- JOB -
Please print all of the material below, word for word.

Dataset records:

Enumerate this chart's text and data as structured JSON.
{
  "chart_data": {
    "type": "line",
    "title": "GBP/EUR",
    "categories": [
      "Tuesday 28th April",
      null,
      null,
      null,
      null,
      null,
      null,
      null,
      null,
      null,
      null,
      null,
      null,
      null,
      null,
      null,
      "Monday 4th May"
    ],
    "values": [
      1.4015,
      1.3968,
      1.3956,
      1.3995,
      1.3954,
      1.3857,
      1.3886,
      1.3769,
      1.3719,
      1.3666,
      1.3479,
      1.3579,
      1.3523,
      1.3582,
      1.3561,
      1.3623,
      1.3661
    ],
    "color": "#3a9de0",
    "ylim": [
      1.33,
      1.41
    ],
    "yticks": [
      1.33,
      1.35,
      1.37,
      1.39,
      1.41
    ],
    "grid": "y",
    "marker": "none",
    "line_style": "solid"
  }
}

- RESULT OF THE TASK -
Enumerate this chart's text and data as structured JSON.
{
  "chart_data": {
    "type": "line",
    "title": "GBP/EUR",
    "categories": [
      "Tuesday 28th April",
      null,
      null,
      null,
      null,
      null,
      null,
      null,
      null,
      null,
      null,
      null,
      null,
      null,
      null,
      null,
      "Monday 4th May"
    ],
    "values": [
      1.4015,
      1.3968,
      1.3956,
      1.3995,
      1.3954,
      1.3857,
      1.3886,
      1.3769,
      1.3719,
      1.3666,
      1.3479,
      1.3579,
      1.3523,
      1.3582,
      1.3561,
      1.3623,
      1.3661
    ],
    "color": "#3a9de0",
    "ylim": [
      1.33,
      1.41
    ],
    "yticks": [
      1.33,
      1.35,
      1.37,
      1.39,
      1.41
    ],
    "grid": "y",
    "marker": "none",
    "line_style": "solid"
  }
}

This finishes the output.